__Prompt__:
Please repeat all of the listing exactly.

══ Entries supplied ══

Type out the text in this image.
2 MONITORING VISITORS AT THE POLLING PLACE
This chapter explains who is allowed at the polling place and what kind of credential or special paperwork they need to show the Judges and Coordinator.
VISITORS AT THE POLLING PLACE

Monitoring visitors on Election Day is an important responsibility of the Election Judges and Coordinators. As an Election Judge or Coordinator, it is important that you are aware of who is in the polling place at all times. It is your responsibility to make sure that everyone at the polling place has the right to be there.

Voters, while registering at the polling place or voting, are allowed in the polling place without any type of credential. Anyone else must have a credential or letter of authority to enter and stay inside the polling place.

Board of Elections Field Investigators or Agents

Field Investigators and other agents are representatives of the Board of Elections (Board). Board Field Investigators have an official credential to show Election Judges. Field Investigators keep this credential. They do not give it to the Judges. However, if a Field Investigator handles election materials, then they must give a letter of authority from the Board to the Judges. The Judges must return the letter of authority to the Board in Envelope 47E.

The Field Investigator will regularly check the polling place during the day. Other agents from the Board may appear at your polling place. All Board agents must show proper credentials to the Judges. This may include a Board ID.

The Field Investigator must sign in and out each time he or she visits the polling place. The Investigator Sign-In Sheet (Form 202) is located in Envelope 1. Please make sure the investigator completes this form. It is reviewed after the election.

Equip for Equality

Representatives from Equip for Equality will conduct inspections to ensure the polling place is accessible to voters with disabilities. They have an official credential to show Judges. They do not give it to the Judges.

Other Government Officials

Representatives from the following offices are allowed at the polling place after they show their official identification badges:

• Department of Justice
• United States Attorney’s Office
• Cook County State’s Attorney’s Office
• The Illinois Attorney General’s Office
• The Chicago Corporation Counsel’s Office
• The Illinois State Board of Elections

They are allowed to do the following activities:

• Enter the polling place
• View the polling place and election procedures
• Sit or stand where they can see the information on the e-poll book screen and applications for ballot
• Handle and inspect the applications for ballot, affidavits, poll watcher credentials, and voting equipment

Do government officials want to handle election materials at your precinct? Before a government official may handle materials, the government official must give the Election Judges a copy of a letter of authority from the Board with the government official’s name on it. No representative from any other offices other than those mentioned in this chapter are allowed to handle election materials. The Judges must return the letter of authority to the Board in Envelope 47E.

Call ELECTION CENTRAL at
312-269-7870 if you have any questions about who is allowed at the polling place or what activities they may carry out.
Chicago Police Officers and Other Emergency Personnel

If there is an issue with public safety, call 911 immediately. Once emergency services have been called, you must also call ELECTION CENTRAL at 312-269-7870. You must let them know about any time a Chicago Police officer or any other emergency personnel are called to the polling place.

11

═══

__Solution for this exercise__:
Type out the text in this image.
2 MONITORING VISITORS AT THE POLLING PLACE
This chapter explains who is allowed at the polling place and what kind of credential or special paperwork they need to show the Judges and Coordinator.
VISITORS AT THE POLLING PLACE

Monitoring visitors on Election Day is an important responsibility of the Election Judges and Coordinators. As an Election Judge or Coordinator, it is important that you are aware of who is in the polling place at all times. It is your responsibility to make sure that everyone at the polling place has the right to be there.

Voters, while registering at the polling place or voting, are allowed in the polling place without any type of credential. Anyone else must have a credential or letter of authority to enter and stay inside the polling place.

Board of Elections Field Investigators or Agents

Field Investigators and other agents are representatives of the Board of Elections (Board). Board Field Investigators have an official credential to show Election Judges. Field Investigators keep this credential. They do not give it to the Judges. However, if a Field Investigator handles election materials, then they must give a letter of authority from the Board to the Judges. The Judges must return the letter of authority to the Board in Envelope 47E.

The Field Investigator will regularly check the polling place during the day. Other agents from the Board may appear at your polling place. All Board agents must show proper credentials to the Judges. This may include a Board ID.

The Field Investigator must sign in and out each time he or she visits the polling place. The Investigator Sign-In Sheet (Form 202) is located in Envelope 1. Please make sure the investigator completes this form. It is reviewed after the election.

Equip for Equality

Representatives from Equip for Equality will conduct inspections to ensure the polling place is accessible to voters with disabilities. They have an official credential to show Judges. They do not give it to the Judges.

Other Government Officials

Representatives from the following offices are allowed at the polling place after they show their official identification badges:

• Department of Justice
• United States Attorney’s Office
• Cook County State’s Attorney’s Office
• The Illinois Attorney General’s Office
• The Chicago Corporation Counsel’s Office
• The Illinois State Board of Elections

They are allowed to do the following activities:

• Enter the polling place
• View the polling place and election procedures
• Sit or stand where they can see the information on the e-poll book screen and applications for ballot
• Handle and inspect the applications for ballot, affidavits, poll watcher credentials, and voting equipment

Do government officials want to handle election materials at your precinct? Before a government official may handle materials, the government official must give the Election Judges a copy of a letter of authority from the Board with the government official’s name on it. No representative from any other offices other than those mentioned in this chapter are allowed to handle election materials. The Judges must return the letter of authority to the Board in Envelope 47E.

Call ELECTION CENTRAL at
312-269-7870 if you have any questions about who is allowed at the polling place or what activities they may carry out.
Chicago Police Officers and Other Emergency Personnel

If there is an issue with public safety, call 911 immediately. Once emergency services have been called, you must also call ELECTION CENTRAL at 312-269-7870. You must let them know about any time a Chicago Police officer or any other emergency personnel are called to the polling place.

11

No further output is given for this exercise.